Goal of the exercise: Each line that holds the word "seul" is to be identified and copied.
═══ Recorded information ═══
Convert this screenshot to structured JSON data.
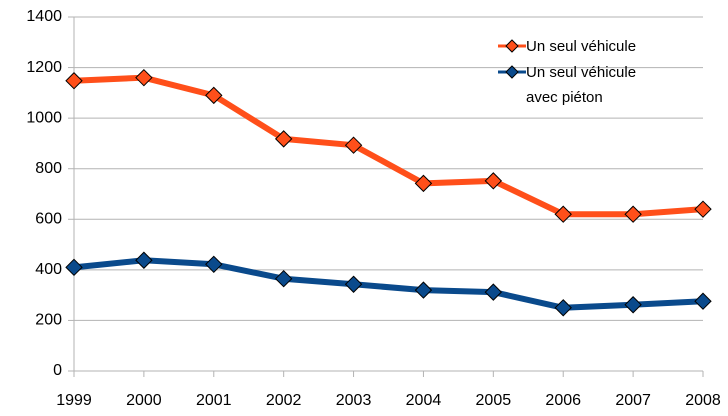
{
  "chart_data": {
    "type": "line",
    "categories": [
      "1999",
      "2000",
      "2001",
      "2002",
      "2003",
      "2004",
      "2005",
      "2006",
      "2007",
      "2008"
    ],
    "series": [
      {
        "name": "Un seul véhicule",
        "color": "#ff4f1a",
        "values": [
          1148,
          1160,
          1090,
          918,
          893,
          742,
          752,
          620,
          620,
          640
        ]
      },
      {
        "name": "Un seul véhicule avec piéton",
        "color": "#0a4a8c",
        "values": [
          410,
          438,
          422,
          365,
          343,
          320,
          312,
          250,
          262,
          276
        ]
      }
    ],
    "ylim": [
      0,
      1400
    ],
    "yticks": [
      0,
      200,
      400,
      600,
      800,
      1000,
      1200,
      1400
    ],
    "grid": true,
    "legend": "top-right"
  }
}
═══
Correct answer:
        "name": "Un seul véhicule",
        "name": "Un seul véhicule avec piéton",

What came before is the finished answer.